● **Directive**
Return each line of the entries unchanged, from the first line up to and including the line that contains "target-b-heading-prefix: 共有 <box>855".

[Bounding box entries]

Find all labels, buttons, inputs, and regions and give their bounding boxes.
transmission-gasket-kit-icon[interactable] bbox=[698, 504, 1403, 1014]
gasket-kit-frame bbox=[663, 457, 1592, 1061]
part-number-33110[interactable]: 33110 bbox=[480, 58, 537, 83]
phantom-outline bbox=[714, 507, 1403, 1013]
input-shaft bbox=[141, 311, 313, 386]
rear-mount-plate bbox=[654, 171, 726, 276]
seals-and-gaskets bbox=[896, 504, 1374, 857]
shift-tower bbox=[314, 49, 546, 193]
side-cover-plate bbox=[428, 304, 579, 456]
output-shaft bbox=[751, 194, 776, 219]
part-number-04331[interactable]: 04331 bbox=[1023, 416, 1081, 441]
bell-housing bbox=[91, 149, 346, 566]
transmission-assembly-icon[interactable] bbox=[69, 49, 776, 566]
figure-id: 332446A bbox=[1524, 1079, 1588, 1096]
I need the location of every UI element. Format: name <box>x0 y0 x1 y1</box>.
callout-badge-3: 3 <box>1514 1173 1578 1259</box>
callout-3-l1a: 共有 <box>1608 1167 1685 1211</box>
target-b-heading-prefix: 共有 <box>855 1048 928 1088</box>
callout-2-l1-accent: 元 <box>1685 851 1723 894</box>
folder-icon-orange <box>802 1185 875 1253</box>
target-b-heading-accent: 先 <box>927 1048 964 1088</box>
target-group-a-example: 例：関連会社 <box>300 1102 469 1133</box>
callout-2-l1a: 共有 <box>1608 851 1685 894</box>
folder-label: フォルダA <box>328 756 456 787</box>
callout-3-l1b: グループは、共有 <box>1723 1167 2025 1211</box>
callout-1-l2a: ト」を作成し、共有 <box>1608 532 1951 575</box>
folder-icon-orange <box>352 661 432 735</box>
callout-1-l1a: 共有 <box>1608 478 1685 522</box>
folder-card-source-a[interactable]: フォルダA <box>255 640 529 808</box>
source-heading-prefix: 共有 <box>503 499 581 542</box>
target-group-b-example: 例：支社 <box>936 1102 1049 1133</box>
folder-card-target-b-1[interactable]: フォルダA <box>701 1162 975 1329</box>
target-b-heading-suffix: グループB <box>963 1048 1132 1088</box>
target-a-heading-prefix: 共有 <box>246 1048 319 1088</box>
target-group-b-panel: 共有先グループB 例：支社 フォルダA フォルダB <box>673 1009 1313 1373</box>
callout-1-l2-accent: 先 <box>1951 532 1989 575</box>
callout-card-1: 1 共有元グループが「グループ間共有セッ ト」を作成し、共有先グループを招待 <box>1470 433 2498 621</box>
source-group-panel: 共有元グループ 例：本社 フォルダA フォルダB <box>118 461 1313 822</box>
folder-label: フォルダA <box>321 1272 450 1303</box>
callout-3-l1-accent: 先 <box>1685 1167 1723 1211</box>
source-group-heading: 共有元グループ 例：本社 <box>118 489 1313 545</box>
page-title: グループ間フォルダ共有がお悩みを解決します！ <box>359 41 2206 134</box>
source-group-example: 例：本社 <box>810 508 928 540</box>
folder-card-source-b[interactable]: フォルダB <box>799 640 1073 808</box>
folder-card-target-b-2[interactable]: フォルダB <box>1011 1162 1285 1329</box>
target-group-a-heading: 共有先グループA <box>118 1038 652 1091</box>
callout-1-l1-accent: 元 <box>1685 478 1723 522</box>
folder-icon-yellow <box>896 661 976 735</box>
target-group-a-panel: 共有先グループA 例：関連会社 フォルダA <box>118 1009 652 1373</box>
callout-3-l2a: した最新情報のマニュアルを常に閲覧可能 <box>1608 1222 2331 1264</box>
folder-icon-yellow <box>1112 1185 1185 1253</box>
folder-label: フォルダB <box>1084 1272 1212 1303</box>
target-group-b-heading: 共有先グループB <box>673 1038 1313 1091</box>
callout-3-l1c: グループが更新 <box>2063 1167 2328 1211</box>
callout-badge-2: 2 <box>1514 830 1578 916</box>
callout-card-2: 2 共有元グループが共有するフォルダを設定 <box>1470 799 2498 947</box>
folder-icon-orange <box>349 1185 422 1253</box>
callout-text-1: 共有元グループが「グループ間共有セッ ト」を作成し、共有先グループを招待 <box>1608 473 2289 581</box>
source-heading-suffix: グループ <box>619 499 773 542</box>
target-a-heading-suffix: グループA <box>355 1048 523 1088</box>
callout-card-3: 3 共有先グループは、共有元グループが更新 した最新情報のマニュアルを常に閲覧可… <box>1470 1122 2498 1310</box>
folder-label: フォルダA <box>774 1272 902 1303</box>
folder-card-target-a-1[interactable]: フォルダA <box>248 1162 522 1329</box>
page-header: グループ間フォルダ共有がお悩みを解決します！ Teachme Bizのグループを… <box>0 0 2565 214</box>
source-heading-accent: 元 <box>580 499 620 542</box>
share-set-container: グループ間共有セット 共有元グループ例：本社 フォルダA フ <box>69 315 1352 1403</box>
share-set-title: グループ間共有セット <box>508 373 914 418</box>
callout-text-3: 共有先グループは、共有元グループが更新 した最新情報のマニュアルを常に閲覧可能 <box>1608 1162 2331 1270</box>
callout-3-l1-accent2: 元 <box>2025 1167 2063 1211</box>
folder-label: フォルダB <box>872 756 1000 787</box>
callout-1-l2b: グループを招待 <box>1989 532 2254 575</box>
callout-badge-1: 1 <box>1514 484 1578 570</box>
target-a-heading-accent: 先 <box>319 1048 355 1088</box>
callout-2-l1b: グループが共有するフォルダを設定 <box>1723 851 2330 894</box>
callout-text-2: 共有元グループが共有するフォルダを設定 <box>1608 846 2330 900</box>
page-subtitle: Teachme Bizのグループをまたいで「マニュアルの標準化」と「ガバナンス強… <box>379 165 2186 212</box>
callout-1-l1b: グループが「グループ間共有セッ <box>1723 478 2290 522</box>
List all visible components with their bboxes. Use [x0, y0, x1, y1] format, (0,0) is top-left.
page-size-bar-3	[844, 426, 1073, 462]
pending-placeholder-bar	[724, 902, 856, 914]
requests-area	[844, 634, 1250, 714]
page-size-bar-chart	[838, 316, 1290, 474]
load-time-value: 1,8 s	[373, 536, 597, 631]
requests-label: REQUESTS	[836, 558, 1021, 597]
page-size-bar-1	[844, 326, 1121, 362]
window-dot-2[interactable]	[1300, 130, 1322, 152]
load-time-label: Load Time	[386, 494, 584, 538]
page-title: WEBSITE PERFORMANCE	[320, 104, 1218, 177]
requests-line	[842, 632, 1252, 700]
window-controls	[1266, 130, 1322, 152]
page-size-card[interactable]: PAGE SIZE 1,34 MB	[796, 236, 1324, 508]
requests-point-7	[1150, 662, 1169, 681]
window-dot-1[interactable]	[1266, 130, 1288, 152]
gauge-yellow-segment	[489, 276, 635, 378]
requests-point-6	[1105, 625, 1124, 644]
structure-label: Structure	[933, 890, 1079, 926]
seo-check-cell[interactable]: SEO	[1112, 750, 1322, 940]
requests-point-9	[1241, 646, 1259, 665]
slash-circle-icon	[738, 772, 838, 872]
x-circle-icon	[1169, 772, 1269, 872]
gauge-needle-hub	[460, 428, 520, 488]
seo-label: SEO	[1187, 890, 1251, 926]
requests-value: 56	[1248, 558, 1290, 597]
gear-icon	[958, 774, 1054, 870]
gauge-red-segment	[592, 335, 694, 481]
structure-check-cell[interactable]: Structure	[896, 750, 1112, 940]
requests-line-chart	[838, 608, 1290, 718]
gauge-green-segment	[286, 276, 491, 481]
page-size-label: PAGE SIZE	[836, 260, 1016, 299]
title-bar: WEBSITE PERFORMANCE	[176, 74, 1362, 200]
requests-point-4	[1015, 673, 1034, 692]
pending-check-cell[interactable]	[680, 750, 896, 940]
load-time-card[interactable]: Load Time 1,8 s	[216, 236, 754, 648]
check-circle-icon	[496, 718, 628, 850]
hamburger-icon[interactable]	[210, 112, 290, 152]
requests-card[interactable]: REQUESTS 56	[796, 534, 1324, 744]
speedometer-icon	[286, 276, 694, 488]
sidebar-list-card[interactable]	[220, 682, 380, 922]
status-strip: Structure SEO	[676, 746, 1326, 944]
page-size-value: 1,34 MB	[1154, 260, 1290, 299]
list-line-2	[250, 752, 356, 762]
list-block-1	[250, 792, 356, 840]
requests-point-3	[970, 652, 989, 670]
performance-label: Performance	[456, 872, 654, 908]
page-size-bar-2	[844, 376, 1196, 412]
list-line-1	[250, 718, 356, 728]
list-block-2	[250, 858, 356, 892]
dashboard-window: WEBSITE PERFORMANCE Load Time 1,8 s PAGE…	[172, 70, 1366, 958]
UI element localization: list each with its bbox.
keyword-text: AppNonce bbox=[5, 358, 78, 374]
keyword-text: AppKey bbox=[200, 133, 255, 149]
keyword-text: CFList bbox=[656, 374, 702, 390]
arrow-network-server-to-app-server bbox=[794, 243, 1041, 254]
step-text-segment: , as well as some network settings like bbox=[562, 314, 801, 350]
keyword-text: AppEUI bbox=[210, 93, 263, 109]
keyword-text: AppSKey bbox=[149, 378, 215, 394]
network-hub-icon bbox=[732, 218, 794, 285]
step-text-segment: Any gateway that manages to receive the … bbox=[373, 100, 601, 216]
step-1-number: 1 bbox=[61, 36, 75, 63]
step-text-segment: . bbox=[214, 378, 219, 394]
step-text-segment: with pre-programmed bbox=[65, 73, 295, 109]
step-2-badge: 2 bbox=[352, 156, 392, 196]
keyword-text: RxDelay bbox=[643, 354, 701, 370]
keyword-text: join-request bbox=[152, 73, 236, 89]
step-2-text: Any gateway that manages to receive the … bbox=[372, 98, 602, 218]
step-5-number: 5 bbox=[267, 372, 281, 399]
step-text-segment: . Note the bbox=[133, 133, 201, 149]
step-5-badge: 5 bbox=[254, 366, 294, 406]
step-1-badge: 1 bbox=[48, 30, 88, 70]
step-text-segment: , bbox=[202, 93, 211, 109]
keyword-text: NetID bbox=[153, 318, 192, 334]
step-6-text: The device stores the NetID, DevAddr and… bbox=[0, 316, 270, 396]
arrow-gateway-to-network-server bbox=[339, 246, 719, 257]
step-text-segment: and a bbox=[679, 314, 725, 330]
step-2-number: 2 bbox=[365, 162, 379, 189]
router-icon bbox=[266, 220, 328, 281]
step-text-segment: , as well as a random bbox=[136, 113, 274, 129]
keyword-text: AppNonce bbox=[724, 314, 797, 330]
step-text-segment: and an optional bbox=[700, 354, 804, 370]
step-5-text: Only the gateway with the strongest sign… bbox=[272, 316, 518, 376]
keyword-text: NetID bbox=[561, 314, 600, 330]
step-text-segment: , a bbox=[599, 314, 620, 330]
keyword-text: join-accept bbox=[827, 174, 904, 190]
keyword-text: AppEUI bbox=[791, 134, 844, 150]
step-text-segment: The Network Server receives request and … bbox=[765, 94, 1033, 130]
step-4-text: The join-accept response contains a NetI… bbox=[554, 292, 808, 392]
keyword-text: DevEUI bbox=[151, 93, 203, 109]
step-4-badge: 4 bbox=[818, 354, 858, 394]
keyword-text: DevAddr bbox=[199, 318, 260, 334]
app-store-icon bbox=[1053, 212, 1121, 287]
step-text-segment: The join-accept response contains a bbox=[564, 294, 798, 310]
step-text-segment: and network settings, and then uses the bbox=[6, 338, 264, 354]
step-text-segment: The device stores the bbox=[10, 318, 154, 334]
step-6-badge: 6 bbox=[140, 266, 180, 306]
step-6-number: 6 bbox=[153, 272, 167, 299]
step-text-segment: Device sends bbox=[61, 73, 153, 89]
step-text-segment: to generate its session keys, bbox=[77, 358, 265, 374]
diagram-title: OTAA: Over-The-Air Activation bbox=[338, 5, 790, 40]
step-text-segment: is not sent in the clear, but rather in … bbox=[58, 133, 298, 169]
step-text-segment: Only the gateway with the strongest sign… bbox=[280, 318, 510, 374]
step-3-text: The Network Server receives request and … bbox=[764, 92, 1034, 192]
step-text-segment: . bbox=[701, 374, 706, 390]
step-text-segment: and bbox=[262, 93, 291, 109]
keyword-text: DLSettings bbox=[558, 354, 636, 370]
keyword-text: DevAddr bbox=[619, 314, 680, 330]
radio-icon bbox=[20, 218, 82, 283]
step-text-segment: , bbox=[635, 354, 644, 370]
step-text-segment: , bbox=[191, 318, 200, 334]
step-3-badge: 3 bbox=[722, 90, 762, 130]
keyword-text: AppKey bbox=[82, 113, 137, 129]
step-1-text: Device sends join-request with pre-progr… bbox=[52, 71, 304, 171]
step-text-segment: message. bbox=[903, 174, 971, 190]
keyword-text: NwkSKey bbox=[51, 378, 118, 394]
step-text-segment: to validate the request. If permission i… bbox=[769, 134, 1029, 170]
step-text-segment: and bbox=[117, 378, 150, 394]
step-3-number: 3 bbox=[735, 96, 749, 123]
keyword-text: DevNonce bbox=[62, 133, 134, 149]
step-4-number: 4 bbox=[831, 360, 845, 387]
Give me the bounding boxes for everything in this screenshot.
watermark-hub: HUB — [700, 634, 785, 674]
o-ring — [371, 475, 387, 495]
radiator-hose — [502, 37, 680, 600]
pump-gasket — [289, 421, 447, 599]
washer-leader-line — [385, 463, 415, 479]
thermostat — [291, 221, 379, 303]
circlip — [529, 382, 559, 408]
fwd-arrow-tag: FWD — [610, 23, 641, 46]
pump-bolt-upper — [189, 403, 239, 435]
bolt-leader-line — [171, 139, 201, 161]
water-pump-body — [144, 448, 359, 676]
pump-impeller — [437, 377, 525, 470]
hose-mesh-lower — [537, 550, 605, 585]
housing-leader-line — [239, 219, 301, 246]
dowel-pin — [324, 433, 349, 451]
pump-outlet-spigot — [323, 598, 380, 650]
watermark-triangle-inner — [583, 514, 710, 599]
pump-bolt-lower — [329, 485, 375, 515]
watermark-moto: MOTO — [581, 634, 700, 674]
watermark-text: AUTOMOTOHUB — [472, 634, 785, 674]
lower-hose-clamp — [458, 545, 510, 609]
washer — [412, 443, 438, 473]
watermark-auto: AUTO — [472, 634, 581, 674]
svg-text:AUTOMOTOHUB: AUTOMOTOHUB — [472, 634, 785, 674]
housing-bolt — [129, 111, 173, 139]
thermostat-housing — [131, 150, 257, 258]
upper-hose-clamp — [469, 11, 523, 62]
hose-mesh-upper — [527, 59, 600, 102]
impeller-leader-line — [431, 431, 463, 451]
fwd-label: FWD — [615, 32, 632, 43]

● **Solution**
Find all labels, buttons, inputs, and regions and give their bounding boxes.
transmission-gasket-kit-icon[interactable] bbox=[698, 504, 1403, 1014]
gasket-kit-frame bbox=[663, 457, 1592, 1061]
part-number-33110[interactable]: 33110 bbox=[480, 58, 537, 83]
phantom-outline bbox=[714, 507, 1403, 1013]
input-shaft bbox=[141, 311, 313, 386]
rear-mount-plate bbox=[654, 171, 726, 276]
seals-and-gaskets bbox=[896, 504, 1374, 857]
shift-tower bbox=[314, 49, 546, 193]
side-cover-plate bbox=[428, 304, 579, 456]
output-shaft bbox=[751, 194, 776, 219]
part-number-04331[interactable]: 04331 bbox=[1023, 416, 1081, 441]
bell-housing bbox=[91, 149, 346, 566]
transmission-assembly-icon[interactable] bbox=[69, 49, 776, 566]
figure-id: 332446A bbox=[1524, 1079, 1588, 1096]
I need the location of every UI element. Format: name <box>x0 y0 x1 y1</box>.
callout-badge-3: 3 <box>1514 1173 1578 1259</box>
callout-3-l1a: 共有 <box>1608 1167 1685 1211</box>
target-b-heading-prefix: 共有 <box>855 1048 928 1088</box>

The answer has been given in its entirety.